Figure data in JSON:
----

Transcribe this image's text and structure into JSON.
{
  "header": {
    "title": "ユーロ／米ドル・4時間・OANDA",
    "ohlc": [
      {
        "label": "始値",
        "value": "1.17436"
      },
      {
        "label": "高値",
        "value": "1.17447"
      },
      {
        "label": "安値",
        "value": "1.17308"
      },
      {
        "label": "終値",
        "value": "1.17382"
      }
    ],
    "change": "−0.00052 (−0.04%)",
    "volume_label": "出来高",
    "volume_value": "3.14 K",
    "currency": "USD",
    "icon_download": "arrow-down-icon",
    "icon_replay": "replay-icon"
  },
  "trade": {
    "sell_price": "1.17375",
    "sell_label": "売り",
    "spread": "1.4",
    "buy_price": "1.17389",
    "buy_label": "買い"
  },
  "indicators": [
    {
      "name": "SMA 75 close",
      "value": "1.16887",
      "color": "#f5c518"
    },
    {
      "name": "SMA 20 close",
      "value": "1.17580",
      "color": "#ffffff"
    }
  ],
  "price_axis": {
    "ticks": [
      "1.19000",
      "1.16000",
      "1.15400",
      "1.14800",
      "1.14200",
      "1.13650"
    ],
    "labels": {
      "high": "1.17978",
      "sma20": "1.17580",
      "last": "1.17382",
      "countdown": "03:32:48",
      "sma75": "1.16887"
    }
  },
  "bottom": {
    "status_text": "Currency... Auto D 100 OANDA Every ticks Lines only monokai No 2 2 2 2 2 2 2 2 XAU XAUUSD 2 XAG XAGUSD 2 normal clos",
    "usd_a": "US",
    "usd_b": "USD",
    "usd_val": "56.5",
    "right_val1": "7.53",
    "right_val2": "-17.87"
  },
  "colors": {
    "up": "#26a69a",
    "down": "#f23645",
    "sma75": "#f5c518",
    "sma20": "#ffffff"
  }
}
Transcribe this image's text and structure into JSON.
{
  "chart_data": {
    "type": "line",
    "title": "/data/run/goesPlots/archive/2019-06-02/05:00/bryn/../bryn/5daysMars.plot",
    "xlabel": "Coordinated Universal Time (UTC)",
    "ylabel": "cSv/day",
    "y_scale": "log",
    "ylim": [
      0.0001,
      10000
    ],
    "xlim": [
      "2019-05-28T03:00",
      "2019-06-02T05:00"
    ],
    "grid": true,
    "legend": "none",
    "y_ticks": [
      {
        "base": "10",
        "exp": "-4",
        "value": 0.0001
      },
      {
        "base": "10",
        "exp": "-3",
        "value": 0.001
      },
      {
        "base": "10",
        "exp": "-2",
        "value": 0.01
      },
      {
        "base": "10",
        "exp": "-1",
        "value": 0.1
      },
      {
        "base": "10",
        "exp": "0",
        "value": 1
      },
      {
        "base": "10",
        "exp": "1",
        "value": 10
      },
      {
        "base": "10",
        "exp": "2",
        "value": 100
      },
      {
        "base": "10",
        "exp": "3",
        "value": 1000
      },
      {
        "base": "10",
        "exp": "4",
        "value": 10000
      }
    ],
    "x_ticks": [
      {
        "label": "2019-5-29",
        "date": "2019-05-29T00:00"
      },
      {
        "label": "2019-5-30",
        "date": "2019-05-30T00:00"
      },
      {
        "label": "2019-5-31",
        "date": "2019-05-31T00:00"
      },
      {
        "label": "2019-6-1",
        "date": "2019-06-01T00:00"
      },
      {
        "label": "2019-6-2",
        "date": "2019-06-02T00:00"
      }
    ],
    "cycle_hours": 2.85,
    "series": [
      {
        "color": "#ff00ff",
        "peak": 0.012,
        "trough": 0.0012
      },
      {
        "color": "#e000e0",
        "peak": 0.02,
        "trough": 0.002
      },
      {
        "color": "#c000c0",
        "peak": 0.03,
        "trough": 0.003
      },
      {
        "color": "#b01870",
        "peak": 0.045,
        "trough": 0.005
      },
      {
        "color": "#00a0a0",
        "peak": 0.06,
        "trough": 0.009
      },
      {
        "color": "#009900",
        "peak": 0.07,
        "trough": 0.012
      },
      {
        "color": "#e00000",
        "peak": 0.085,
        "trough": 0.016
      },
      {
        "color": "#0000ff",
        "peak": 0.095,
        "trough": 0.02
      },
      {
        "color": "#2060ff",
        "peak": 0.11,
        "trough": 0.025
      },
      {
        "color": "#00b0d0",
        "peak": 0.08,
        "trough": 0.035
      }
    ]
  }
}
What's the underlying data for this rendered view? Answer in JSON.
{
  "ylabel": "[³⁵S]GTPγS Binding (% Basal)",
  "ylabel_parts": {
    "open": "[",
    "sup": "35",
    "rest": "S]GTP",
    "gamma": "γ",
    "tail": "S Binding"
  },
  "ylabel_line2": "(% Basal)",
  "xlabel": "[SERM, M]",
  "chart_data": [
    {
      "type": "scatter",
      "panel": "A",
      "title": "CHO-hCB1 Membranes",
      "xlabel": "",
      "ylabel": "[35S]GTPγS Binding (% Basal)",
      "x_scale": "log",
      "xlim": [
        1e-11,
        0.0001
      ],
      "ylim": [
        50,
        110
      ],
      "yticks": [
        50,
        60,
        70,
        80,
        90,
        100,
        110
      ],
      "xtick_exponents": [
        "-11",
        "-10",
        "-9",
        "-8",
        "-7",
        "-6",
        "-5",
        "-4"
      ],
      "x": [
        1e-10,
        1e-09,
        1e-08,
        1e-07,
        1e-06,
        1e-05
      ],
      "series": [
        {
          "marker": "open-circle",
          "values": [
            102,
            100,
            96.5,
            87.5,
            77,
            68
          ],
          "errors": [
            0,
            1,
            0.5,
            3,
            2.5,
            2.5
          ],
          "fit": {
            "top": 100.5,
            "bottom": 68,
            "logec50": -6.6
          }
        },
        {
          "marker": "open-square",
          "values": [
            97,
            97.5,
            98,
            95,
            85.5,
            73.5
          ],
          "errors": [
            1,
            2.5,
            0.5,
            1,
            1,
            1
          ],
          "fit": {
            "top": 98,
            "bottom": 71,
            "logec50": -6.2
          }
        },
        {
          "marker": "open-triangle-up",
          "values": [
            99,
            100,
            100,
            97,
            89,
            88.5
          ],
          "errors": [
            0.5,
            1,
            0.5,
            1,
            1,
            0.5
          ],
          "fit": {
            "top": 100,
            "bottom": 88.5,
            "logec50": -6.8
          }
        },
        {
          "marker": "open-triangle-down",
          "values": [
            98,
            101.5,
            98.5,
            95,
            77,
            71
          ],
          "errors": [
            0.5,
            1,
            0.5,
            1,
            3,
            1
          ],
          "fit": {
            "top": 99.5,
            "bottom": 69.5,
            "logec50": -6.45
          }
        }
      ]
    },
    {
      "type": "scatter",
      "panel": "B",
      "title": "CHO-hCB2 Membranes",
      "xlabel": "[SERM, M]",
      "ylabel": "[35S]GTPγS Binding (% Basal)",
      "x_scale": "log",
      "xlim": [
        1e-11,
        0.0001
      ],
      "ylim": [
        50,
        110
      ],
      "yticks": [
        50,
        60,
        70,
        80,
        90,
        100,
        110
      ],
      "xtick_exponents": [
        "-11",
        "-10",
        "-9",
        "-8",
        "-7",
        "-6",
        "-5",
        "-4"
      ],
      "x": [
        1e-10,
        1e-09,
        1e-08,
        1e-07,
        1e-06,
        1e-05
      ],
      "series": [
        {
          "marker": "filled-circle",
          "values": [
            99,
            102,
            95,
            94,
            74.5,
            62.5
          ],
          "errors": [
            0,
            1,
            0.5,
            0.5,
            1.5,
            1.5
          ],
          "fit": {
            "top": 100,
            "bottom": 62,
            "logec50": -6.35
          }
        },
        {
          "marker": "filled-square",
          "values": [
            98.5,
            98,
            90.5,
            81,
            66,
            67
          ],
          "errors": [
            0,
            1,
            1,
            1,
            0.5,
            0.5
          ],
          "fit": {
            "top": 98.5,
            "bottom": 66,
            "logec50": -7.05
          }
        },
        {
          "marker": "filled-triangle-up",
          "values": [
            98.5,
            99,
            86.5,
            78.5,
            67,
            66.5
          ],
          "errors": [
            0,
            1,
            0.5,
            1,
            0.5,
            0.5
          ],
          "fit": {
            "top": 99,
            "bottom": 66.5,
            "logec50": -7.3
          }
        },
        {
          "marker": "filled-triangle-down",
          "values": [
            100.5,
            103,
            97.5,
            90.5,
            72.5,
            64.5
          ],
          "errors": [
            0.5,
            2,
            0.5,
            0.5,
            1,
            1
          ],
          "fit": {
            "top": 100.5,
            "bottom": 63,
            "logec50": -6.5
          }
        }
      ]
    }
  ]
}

----

# Goal:
All lines that include "square" are to be gathered and copied.

# Finished answer:
          "marker": "open-square",
          "marker": "filled-square",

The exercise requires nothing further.